begin Excerpted records
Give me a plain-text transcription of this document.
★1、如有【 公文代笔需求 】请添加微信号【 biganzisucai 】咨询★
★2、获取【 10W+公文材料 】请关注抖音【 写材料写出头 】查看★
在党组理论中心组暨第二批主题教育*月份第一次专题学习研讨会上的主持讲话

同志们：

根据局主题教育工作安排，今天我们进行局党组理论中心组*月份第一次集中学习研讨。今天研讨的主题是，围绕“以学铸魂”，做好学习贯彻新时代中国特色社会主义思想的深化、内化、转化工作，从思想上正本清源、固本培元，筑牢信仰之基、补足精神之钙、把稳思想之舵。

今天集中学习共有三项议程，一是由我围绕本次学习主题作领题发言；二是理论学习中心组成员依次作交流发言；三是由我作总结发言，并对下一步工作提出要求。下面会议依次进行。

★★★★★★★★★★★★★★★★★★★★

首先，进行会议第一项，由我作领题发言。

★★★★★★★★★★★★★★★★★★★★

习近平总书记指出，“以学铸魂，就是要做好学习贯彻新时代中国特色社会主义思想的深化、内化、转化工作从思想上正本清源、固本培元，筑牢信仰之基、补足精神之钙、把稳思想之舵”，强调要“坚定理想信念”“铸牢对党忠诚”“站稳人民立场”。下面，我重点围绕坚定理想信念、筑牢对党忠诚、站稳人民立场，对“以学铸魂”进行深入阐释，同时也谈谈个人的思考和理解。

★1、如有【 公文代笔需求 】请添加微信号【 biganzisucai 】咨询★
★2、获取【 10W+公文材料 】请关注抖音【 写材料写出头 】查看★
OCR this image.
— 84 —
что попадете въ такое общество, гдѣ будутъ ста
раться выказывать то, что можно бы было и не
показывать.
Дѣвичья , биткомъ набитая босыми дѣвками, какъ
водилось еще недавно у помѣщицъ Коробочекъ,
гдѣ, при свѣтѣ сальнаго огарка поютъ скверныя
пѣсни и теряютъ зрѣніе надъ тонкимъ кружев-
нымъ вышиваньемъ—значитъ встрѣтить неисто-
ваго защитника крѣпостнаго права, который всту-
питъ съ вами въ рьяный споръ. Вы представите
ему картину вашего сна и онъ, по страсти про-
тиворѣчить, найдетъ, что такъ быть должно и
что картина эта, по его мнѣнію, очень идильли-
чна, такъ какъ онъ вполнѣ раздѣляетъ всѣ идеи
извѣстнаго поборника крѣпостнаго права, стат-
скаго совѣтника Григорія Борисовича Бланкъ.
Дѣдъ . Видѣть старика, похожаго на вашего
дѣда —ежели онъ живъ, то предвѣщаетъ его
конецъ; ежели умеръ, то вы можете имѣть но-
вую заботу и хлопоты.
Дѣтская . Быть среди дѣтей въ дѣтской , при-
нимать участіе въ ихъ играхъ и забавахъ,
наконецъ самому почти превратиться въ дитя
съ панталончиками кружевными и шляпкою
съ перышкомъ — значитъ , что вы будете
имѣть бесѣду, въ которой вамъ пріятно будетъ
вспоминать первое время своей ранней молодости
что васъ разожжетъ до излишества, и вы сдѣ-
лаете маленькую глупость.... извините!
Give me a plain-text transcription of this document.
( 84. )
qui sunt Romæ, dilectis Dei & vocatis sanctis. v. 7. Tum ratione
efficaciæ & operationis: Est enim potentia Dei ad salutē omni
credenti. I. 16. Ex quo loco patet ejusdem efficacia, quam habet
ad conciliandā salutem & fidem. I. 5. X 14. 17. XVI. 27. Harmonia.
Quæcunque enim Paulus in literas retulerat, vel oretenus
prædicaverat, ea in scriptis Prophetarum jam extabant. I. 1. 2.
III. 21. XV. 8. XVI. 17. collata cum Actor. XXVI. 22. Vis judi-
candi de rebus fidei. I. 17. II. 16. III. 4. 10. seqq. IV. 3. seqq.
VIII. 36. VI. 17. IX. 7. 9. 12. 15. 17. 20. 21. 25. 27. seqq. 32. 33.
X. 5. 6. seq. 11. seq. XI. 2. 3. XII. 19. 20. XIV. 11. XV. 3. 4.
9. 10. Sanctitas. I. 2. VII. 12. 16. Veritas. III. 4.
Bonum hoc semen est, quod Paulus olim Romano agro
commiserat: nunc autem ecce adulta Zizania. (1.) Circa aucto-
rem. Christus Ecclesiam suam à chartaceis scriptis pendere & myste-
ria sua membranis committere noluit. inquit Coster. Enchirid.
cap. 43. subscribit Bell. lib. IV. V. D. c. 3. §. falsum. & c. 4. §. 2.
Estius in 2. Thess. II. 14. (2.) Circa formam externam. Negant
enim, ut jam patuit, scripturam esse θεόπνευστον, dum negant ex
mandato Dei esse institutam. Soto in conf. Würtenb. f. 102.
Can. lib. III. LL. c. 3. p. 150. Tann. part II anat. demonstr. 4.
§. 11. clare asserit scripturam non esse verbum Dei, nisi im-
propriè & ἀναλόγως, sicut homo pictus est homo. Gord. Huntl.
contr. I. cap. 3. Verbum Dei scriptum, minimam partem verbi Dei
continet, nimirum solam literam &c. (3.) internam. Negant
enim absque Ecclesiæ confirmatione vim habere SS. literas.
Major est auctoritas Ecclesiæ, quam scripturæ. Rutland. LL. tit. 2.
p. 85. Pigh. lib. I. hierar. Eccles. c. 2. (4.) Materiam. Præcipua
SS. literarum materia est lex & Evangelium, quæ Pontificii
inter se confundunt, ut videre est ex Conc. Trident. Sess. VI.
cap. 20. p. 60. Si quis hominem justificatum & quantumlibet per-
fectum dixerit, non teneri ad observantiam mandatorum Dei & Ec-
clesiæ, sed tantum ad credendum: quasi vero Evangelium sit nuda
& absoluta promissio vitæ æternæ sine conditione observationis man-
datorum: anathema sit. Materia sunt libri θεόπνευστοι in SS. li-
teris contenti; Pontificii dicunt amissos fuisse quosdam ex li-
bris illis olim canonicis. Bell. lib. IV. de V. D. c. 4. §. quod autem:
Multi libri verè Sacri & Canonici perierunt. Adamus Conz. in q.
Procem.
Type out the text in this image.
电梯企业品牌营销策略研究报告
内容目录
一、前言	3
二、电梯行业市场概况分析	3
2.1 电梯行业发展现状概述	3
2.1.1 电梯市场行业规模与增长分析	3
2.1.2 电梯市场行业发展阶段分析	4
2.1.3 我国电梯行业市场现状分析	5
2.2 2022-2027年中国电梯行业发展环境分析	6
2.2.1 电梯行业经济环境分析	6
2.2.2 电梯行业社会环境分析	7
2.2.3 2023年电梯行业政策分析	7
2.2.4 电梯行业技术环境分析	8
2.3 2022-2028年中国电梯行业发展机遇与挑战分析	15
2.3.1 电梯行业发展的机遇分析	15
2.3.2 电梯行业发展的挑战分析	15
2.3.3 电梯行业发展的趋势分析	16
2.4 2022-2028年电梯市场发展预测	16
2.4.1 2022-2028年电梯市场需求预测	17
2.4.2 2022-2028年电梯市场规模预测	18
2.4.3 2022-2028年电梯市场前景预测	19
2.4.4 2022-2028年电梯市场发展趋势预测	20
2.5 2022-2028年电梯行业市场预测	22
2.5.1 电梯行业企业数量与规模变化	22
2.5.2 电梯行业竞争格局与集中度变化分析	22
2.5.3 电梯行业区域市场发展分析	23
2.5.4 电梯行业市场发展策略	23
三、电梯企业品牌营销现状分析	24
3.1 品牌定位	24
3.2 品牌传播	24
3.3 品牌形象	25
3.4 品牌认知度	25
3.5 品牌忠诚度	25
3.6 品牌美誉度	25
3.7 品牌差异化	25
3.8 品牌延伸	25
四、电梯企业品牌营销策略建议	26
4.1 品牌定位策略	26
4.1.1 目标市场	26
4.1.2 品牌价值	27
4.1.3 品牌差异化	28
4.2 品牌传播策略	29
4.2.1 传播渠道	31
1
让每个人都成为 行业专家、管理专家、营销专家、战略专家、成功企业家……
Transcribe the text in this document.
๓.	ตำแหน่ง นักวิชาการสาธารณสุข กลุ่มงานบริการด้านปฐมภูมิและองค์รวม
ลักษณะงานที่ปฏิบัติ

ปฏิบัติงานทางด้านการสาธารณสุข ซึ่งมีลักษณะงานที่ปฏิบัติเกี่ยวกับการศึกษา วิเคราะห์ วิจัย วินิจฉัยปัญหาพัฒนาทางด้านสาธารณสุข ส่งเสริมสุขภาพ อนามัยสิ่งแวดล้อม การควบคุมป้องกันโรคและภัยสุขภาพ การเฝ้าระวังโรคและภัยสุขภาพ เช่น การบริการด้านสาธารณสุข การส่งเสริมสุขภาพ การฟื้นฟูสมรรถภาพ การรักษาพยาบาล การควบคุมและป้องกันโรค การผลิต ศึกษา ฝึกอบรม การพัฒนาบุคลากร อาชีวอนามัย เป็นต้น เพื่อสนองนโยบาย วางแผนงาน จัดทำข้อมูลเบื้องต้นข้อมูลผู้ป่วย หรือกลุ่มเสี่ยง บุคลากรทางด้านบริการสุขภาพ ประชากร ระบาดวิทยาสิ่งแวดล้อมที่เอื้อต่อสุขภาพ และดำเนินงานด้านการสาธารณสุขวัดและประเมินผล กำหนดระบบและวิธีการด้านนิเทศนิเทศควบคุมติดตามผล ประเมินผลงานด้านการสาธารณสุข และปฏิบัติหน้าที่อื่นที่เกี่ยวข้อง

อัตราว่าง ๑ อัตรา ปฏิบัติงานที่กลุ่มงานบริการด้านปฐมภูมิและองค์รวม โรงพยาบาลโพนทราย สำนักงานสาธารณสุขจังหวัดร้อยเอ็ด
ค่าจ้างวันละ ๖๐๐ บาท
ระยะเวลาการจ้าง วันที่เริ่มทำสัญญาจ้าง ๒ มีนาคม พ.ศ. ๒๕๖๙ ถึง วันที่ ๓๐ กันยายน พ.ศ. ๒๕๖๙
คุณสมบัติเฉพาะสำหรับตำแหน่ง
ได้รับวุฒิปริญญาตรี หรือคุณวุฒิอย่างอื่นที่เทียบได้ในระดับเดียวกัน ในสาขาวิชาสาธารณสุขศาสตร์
end Excerpted records
Lines holding the word "image" in the entries above are the ones to pull out. Copy them all.

- **Answer to the task**
OCR this image.
Type out the text in this image.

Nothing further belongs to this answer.